Written instruction:
Write out the whole listing, matching it exactly.

[Extracted records]
☆ ☆ ☆

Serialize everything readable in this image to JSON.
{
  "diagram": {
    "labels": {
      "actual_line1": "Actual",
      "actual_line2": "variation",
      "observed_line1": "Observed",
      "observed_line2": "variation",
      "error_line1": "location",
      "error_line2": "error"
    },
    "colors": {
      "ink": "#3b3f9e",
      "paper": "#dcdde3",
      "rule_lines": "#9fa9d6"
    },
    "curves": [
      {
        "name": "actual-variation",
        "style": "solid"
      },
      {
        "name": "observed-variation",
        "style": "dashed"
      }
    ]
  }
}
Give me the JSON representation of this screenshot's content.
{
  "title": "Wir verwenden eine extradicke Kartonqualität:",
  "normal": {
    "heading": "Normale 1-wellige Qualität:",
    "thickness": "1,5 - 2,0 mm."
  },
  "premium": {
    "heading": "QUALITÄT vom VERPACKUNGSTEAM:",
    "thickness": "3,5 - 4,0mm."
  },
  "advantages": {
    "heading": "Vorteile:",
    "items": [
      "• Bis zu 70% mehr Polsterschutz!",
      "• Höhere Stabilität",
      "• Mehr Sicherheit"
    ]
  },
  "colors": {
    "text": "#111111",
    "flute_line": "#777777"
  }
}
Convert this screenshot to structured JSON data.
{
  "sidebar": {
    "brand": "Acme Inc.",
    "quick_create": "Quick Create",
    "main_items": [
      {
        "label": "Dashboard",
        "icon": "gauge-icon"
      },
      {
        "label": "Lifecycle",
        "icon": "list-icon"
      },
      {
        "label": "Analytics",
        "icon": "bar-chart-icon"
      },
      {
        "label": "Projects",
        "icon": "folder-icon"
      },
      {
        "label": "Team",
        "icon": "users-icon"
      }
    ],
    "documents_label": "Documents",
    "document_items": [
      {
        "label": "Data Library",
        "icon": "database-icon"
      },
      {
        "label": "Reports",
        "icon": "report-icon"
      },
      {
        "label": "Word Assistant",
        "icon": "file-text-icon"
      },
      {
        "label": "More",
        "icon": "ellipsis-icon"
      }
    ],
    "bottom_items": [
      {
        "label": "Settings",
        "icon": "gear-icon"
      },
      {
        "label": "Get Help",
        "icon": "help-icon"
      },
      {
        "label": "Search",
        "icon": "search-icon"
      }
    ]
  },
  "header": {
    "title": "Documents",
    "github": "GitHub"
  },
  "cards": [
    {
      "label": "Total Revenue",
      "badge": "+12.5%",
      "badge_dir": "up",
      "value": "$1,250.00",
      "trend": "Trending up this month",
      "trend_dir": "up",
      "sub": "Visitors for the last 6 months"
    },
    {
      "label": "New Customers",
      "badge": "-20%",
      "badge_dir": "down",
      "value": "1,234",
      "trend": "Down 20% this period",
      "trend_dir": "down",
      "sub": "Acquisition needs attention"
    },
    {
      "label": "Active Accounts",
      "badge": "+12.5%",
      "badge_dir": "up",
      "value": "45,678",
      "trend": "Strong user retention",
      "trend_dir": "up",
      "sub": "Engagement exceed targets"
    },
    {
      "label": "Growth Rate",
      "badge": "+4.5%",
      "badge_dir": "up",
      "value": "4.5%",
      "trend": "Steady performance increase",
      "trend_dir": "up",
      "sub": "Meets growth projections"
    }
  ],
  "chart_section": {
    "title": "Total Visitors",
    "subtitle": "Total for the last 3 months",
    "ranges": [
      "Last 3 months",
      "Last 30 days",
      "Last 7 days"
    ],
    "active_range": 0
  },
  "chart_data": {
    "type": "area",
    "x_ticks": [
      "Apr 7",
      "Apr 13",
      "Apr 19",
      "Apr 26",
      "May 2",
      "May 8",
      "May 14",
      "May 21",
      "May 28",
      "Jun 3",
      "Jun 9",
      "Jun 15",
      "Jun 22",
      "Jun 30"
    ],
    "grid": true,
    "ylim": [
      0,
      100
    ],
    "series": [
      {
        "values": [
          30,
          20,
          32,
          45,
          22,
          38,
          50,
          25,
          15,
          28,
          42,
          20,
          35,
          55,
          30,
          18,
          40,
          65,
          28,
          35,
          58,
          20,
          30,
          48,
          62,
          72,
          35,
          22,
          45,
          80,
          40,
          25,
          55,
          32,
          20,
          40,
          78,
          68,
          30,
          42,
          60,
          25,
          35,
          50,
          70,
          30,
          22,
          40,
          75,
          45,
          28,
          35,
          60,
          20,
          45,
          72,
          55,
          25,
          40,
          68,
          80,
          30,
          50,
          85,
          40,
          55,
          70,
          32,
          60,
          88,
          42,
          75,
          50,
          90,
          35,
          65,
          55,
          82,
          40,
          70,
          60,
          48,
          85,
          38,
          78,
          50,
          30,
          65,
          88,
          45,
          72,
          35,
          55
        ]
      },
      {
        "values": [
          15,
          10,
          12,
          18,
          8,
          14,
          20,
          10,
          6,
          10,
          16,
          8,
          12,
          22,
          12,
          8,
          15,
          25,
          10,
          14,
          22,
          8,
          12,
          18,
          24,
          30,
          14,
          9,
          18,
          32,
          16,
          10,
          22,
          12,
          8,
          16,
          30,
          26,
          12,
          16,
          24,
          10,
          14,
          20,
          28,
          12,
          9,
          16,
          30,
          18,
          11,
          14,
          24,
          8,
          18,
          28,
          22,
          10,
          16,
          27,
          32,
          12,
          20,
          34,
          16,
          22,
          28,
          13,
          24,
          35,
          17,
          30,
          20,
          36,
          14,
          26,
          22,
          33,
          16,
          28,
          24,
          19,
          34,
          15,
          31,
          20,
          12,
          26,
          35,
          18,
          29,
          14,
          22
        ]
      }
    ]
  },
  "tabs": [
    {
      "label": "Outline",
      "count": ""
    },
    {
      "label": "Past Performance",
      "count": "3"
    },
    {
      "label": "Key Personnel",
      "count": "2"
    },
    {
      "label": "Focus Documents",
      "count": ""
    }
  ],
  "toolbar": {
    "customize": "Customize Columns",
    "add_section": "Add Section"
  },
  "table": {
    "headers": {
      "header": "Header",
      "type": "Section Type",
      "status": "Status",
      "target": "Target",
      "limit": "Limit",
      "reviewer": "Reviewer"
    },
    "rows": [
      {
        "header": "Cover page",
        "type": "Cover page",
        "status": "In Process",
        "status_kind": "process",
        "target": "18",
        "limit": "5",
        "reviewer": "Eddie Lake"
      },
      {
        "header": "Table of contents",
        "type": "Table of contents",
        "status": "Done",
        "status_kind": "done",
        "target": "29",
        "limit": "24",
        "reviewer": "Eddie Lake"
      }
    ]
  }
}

☆ ☆ ☆

Answer to the exercise:
Serialize everything readable in this image to JSON.
{
  "diagram": {
    "labels": {
      "actual_line1": "Actual",
      "actual_line2": "variation",
      "observed_line1": "Observed",
      "observed_line2": "variation",
      "error_line1": "location",
      "error_line2": "error"
    },
    "colors": {
      "ink": "#3b3f9e",
      "paper": "#dcdde3",
      "rule_lines": "#9fa9d6"
    },
    "curves": [
      {
        "name": "actual-variation",
        "style": "solid"
      },
      {
        "name": "observed-variation",
        "style": "dashed"
      }
    ]
  }
}
Give me the JSON representation of this screenshot's content.
{
  "title": "Wir verwenden eine extradicke Kartonqualität:",
  "normal": {
    "heading": "Normale 1-wellige Qualität:",
    "thickness": "1,5 - 2,0 mm."
  },
  "premium": {
    "heading": "QUALITÄT vom VERPACKUNGSTEAM:",
    "thickness": "3,5 - 4,0mm."
  },
  "advantages": {
    "heading": "Vorteile:",
    "items": [
      "• Bis zu 70% mehr Polsterschutz!",
      "• Höhere Stabilität",
      "• Mehr Sicherheit"
    ]
  },
  "colors": {
    "text": "#111111",
    "flute_line": "#777777"
  }
}
Convert this screenshot to structured JSON data.
{
  "sidebar": {
    "brand": "Acme Inc.",
    "quick_create": "Quick Create",
    "main_items": [
      {
        "label": "Dashboard",
        "icon": "gauge-icon"
      },
      {
        "label": "Lifecycle",
        "icon": "list-icon"
      },
      {
        "label": "Analytics",
        "icon": "bar-chart-icon"
      },
      {
        "label": "Projects",
        "icon": "folder-icon"
      },
      {
        "label": "Team",
        "icon": "users-icon"
      }
    ],
    "documents_label": "Documents",
    "document_items": [
      {
        "label": "Data Library",
        "icon": "database-icon"
      },
      {
        "label": "Reports",
        "icon": "report-icon"
      },
      {
        "label": "Word Assistant",
        "icon": "file-text-icon"
      },
      {
        "label": "More",
        "icon": "ellipsis-icon"
      }
    ],
    "bottom_items": [
      {
        "label": "Settings",
        "icon": "gear-icon"
      },
      {
        "label": "Get Help",
        "icon": "help-icon"
      },
      {
        "label": "Search",
        "icon": "search-icon"
      }
    ]
  },
  "header": {
    "title": "Documents",
    "github": "GitHub"
  },
  "cards": [
    {
      "label": "Total Revenue",
      "badge": "+12.5%",
      "badge_dir": "up",
      "value": "$1,250.00",
      "trend": "Trending up this month",
      "trend_dir": "up",
      "sub": "Visitors for the last 6 months"
    },
    {
      "label": "New Customers",
      "badge": "-20%",
      "badge_dir": "down",
      "value": "1,234",
      "trend": "Down 20% this period",
      "trend_dir": "down",
      "sub": "Acquisition needs attention"
    },
    {
      "label": "Active Accounts",
      "badge": "+12.5%",
      "badge_dir": "up",
      "value": "45,678",
      "trend": "Strong user retention",
      "trend_dir": "up",
      "sub": "Engagement exceed targets"
    },
    {
      "label": "Growth Rate",
      "badge": "+4.5%",
      "badge_dir": "up",
      "value": "4.5%",
      "trend": "Steady performance increase",
      "trend_dir": "up",
      "sub": "Meets growth projections"
    }
  ],
  "chart_section": {
    "title": "Total Visitors",
    "subtitle": "Total for the last 3 months",
    "ranges": [
      "Last 3 months",
      "Last 30 days",
      "Last 7 days"
    ],
    "active_range": 0
  },
  "chart_data": {
    "type": "area",
    "x_ticks": [
      "Apr 7",
      "Apr 13",
      "Apr 19",
      "Apr 26",
      "May 2",
      "May 8",
      "May 14",
      "May 21",
      "May 28",
      "Jun 3",
      "Jun 9",
      "Jun 15",
      "Jun 22",
      "Jun 30"
    ],
    "grid": true,
    "ylim": [
      0,
      100
    ],
    "series": [
      {
        "values": [
          30,
          20,
          32,
          45,
          22,
          38,
          50,
          25,
          15,
          28,
          42,
          20,
          35,
          55,
          30,
          18,
          40,
          65,
          28,
          35,
          58,
          20,
          30,
          48,
          62,
          72,
          35,
          22,
          45,
          80,
          40,
          25,
          55,
          32,
          20,
          40,
          78,
          68,
          30,
          42,
          60,
          25,
          35,
          50,
          70,
          30,
          22,
          40,
          75,
          45,
          28,
          35,
          60,
          20,
          45,
          72,
          55,
          25,
          40,
          68,
          80,
          30,
          50,
          85,
          40,
          55,
          70,
          32,
          60,
          88,
          42,
          75,
          50,
          90,
          35,
          65,
          55,
          82,
          40,
          70,
          60,
          48,
          85,
          38,
          78,
          50,
          30,
          65,
          88,
          45,
          72,
          35,
          55
        ]
      },
      {
        "values": [
          15,
          10,
          12,
          18,
          8,
          14,
          20,
          10,
          6,
          10,
          16,
          8,
          12,
          22,
          12,
          8,
          15,
          25,
          10,
          14,
          22,
          8,
          12,
          18,
          24,
          30,
          14,
          9,
          18,
          32,
          16,
          10,
          22,
          12,
          8,
          16,
          30,
          26,
          12,
          16,
          24,
          10,
          14,
          20,
          28,
          12,
          9,
          16,
          30,
          18,
          11,
          14,
          24,
          8,
          18,
          28,
          22,
          10,
          16,
          27,
          32,
          12,
          20,
          34,
          16,
          22,
          28,
          13,
          24,
          35,
          17,
          30,
          20,
          36,
          14,
          26,
          22,
          33,
          16,
          28,
          24,
          19,
          34,
          15,
          31,
          20,
          12,
          26,
          35,
          18,
          29,
          14,
          22
        ]
      }
    ]
  },
  "tabs": [
    {
      "label": "Outline",
      "count": ""
    },
    {
      "label": "Past Performance",
      "count": "3"
    },
    {
      "label": "Key Personnel",
      "count": "2"
    },
    {
      "label": "Focus Documents",
      "count": ""
    }
  ],
  "toolbar": {
    "customize": "Customize Columns",
    "add_section": "Add Section"
  },
  "table": {
    "headers": {
      "header": "Header",
      "type": "Section Type",
      "status": "Status",
      "target": "Target",
      "limit": "Limit",
      "reviewer": "Reviewer"
    },
    "rows": [
      {
        "header": "Cover page",
        "type": "Cover page",
        "status": "In Process",
        "status_kind": "process",
        "target": "18",
        "limit": "5",
        "reviewer": "Eddie Lake"
      },
      {
        "header": "Table of contents",
        "type": "Table of contents",
        "status": "Done",
        "status_kind": "done",
        "target": "29",
        "limit": "24",
        "reviewer": "Eddie Lake"
      }
    ]
  }
}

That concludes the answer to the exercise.